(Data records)
** Start **

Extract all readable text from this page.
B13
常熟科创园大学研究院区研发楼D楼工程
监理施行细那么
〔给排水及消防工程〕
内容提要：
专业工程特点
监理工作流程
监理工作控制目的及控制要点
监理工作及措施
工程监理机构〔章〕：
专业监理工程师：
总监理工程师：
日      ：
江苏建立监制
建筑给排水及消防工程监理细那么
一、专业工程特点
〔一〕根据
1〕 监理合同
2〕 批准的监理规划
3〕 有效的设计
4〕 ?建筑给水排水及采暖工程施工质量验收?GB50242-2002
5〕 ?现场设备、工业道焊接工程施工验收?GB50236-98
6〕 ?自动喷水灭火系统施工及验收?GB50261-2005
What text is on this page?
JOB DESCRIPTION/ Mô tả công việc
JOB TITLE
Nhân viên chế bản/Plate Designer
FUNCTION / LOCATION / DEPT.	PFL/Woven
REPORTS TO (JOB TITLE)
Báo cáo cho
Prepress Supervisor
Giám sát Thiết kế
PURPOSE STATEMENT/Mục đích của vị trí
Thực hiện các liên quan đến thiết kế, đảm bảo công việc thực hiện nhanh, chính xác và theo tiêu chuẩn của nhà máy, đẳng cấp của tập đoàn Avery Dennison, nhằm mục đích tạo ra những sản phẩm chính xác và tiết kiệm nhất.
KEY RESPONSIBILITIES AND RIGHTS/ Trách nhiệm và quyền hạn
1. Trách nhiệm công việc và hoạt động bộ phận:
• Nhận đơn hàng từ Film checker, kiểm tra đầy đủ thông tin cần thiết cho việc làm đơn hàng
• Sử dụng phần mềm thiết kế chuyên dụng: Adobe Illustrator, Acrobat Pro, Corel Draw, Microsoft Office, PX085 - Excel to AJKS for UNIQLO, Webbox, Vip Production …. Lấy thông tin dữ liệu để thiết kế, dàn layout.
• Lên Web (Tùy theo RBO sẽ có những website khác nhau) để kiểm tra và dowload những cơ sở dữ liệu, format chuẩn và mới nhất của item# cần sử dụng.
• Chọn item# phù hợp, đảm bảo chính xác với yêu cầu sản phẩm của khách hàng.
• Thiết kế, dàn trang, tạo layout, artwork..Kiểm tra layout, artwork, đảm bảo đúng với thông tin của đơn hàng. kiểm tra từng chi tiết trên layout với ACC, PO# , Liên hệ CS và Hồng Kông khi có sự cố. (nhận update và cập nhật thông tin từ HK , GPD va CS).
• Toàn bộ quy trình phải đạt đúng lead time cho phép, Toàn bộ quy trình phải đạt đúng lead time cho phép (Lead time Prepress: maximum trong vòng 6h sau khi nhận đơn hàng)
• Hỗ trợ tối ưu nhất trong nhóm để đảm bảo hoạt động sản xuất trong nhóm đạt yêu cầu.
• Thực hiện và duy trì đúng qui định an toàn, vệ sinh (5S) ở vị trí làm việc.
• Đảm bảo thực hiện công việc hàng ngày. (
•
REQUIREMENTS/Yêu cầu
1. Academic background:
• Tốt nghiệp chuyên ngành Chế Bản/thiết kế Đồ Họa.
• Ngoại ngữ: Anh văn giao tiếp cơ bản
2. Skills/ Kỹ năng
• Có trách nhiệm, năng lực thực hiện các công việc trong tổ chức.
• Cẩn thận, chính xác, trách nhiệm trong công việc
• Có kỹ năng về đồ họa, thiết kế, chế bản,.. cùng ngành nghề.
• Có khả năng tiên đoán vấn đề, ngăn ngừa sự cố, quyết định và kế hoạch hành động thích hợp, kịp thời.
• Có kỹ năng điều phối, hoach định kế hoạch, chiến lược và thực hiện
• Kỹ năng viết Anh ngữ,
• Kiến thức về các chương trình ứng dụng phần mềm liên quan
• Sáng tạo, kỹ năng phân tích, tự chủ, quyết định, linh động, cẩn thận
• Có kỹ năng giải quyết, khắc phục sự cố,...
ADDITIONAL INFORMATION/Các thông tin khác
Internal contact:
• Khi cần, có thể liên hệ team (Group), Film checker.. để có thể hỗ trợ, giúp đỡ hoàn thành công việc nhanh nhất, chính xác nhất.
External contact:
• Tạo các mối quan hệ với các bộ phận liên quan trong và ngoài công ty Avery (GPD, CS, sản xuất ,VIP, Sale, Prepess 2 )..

** End **

#### WHAT THE TASK REQUIRES
Look through the data above. Copy every line with the string "định" in it.

#### THE ANSWER
• Thực hiện và duy trì đúng qui định an toàn, vệ sinh (5S) ở vị trí làm việc.
• Có khả năng tiên đoán vấn đề, ngăn ngừa sự cố, quyết định và kế hoạch hành động thích hợp, kịp thời.
• Có kỹ năng điều phối, hoach định kế hoạch, chiến lược và thực hiện
• Sáng tạo, kỹ năng phân tích, tự chủ, quyết định, linh động, cẩn thận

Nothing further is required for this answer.